Work to do: Everything in the data should be repeated exactly, save for the images.

Records:
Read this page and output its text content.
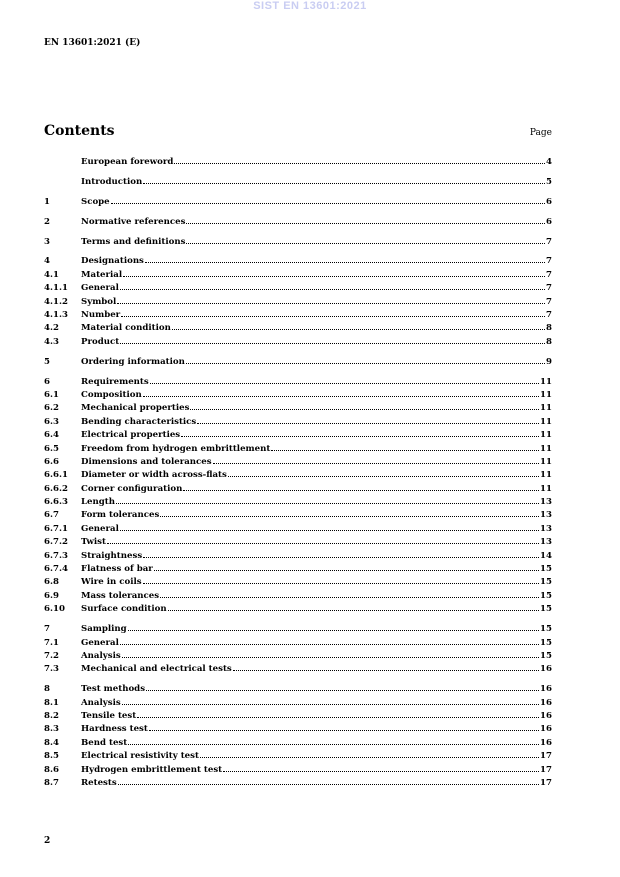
SIST EN 13601:2021
EN 13601:2021 (E)
Contents	Page
European foreword	4
Introduction	5
1	Scope	6
2	Normative references	6
3	Terms and definitions	7
4	Designations	7
4.1	Material	7
4.1.1	General	7
4.1.2	Symbol	7
4.1.3	Number	7
4.2	Material condition	8
4.3	Product	8
5	Ordering information	9
6	Requirements	11
6.1	Composition	11
6.2	Mechanical properties	11
6.3	Bending characteristics	11
6.4	Electrical properties	11
6.5	Freedom from hydrogen embrittlement	11
6.6	Dimensions and tolerances	11
6.6.1	Diameter or width across-flats	11
6.6.2	Corner configuration	11
6.6.3	Length	13
6.7	Form tolerances	13
6.7.1	General	13
6.7.2	Twist	13
6.7.3	Straightness	14
6.7.4	Flatness of bar	15
6.8	Wire in coils	15
6.9	Mass tolerances	15
6.10	Surface condition	15
7	Sampling	15
7.1	General	15
7.2	Analysis	15
7.3	Mechanical and electrical tests	16
8	Test methods	16
8.1	Analysis	16
8.2	Tensile test	16
8.3	Hardness test	16
8.4	Bend test	16
8.5	Electrical resistivity test	17
8.6	Hydrogen embrittlement test	17
8.7	Retests	17
2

Answer for this exercise:
Read this page and output its text content.
SIST EN 13601:2021
EN 13601:2021 (E)
Contents	Page
European foreword	4
Introduction	5
1	Scope	6
2	Normative references	6
3	Terms and definitions	7
4	Designations	7
4.1	Material	7
4.1.1	General	7
4.1.2	Symbol	7
4.1.3	Number	7
4.2	Material condition	8
4.3	Product	8
5	Ordering information	9
6	Requirements	11
6.1	Composition	11
6.2	Mechanical properties	11
6.3	Bending characteristics	11
6.4	Electrical properties	11
6.5	Freedom from hydrogen embrittlement	11
6.6	Dimensions and tolerances	11
6.6.1	Diameter or width across-flats	11
6.6.2	Corner configuration	11
6.6.3	Length	13
6.7	Form tolerances	13
6.7.1	General	13
6.7.2	Twist	13
6.7.3	Straightness	14
6.7.4	Flatness of bar	15
6.8	Wire in coils	15
6.9	Mass tolerances	15
6.10	Surface condition	15
7	Sampling	15
7.1	General	15
7.2	Analysis	15
7.3	Mechanical and electrical tests	16
8	Test methods	16
8.1	Analysis	16
8.2	Tensile test	16
8.3	Hardness test	16
8.4	Bend test	16
8.5	Electrical resistivity test	17
8.6	Hydrogen embrittlement test	17
8.7	Retests	17
2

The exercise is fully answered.